§ Task requirements:
Please copy everything from "Ms. Broekema said that, despite" down to "of the program." in the passage about Ms. Broekema's business.

§ Excerpted text:
Ms. Broekema is a graduate of the University of Guelph with a focus on child, youth and family services and moved to Manitoulin to be with her boyfriend. And after graduating from the YEDI, Ms. Broekema has registered with Cambrian College this fall to study business.
Ms. Broekema said that, despite using Zoom, all of the young entrepreneurs connected really well.
A highlight of the course was a YEDI version of Dragon’s Den where the students had to pitch their business idea to a panel of businesspeople with actual money up for grabs, up to $1,000. She managed a cool $300 for her efforts. She noted that the course also covered the cost of getting a business licence, which is part of the program.
The official launch of Manitoulin Designs, which features her signature doormats, plus keychains with such Island landmarks as the Chi-Cheemaun and swing bridge, stickers and general “touristy stuff,” was held at the busy Kagawong Market where she has a table every Wednesday. Ms. Broekema also created a website as part of her business launch.
Ms. Broekema says anyone with an idea should sign up. “My advice is to just do it. It was a great experience. I made a lot of great connections and there’s no major pressure. If you’re unsure of your plan, they help.”
“It’s hard, it’s scary, but you can do it,” Ms. Broekema said of pursuing your dreams.

§ Data supplied:

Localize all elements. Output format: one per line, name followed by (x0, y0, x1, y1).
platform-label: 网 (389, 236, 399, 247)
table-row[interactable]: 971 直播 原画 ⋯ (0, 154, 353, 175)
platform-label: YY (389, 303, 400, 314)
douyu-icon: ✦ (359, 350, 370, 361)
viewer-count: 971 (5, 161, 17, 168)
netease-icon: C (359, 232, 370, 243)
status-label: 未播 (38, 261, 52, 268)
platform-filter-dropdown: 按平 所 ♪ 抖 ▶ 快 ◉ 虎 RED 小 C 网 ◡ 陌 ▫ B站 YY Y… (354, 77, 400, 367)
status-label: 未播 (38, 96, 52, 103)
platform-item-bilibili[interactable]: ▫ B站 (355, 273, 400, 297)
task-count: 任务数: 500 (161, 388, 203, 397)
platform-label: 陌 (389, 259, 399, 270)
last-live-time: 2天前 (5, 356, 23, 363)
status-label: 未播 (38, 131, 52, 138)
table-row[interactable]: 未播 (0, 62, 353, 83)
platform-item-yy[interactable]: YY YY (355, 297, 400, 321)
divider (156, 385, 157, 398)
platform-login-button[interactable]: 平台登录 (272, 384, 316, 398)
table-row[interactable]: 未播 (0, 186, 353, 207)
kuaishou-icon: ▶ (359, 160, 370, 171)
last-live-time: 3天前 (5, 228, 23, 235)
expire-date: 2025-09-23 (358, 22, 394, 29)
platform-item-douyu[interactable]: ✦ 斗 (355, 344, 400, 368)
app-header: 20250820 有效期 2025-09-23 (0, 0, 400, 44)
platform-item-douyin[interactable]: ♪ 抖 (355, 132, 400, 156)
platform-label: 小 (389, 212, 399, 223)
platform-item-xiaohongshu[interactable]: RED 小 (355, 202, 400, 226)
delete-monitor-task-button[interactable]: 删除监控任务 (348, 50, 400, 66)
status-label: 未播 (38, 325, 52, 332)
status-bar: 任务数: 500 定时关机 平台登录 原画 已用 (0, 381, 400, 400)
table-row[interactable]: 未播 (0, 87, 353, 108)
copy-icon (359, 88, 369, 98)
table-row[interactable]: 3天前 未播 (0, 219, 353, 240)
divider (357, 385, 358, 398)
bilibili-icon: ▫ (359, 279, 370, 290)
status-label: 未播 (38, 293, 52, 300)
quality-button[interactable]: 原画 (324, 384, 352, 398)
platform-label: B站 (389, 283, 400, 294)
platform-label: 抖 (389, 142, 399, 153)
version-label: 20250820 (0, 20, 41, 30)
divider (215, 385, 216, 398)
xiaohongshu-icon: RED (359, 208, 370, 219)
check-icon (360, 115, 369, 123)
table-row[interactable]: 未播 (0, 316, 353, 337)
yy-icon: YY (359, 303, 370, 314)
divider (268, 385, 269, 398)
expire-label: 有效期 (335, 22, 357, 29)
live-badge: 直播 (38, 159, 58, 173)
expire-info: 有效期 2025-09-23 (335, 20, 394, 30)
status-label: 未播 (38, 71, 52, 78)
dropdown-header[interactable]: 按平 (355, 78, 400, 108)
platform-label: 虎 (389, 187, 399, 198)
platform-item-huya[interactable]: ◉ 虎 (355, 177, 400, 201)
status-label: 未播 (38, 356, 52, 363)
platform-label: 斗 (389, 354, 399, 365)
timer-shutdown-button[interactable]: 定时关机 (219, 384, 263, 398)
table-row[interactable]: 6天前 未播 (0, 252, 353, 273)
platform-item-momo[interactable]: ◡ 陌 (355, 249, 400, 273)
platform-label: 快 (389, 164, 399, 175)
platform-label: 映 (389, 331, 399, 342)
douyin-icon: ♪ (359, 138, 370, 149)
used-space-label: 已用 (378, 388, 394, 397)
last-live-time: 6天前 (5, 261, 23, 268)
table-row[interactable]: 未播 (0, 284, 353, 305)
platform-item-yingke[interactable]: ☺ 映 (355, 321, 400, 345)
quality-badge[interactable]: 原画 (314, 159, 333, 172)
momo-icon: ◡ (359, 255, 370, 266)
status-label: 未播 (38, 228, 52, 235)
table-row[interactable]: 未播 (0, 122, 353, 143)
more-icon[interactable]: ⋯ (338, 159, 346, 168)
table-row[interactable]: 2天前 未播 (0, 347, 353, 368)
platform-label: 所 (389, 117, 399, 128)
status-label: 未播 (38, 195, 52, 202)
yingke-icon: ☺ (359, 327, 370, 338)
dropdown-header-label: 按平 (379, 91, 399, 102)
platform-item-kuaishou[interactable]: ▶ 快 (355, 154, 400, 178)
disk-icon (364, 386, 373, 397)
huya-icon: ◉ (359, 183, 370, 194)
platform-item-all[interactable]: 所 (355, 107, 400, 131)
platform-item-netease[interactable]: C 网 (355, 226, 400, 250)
* * *
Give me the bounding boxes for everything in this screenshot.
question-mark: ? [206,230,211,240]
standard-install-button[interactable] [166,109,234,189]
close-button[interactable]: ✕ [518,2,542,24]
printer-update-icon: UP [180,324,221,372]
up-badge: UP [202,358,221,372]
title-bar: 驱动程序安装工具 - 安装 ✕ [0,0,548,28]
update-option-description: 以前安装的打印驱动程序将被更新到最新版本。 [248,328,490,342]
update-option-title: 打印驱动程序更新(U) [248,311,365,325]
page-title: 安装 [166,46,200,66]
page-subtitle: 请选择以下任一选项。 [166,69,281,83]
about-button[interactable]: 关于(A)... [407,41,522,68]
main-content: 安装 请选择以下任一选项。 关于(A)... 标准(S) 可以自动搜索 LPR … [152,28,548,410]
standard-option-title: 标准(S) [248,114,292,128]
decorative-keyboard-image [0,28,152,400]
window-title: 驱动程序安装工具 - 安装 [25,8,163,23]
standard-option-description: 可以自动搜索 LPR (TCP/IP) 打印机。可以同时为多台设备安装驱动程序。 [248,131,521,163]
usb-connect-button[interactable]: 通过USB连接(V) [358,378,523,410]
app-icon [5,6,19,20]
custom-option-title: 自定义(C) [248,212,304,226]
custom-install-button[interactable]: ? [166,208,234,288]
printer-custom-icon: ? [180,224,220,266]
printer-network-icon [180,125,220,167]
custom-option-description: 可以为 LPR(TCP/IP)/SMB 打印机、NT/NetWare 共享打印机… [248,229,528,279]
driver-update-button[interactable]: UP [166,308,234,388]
---
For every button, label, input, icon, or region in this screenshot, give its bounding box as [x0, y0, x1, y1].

§ Correct output:
Ms. Broekema said that, despite using Zoom, all of the young entrepreneurs connected really well.
A highlight of the course was a YEDI version of Dragon’s Den where the students had to pitch their business idea to a panel of businesspeople with actual money up for grabs, up to $1,000. She managed a cool $300 for her efforts. She noted that the course also covered the cost of getting a business licence, which is part of the program.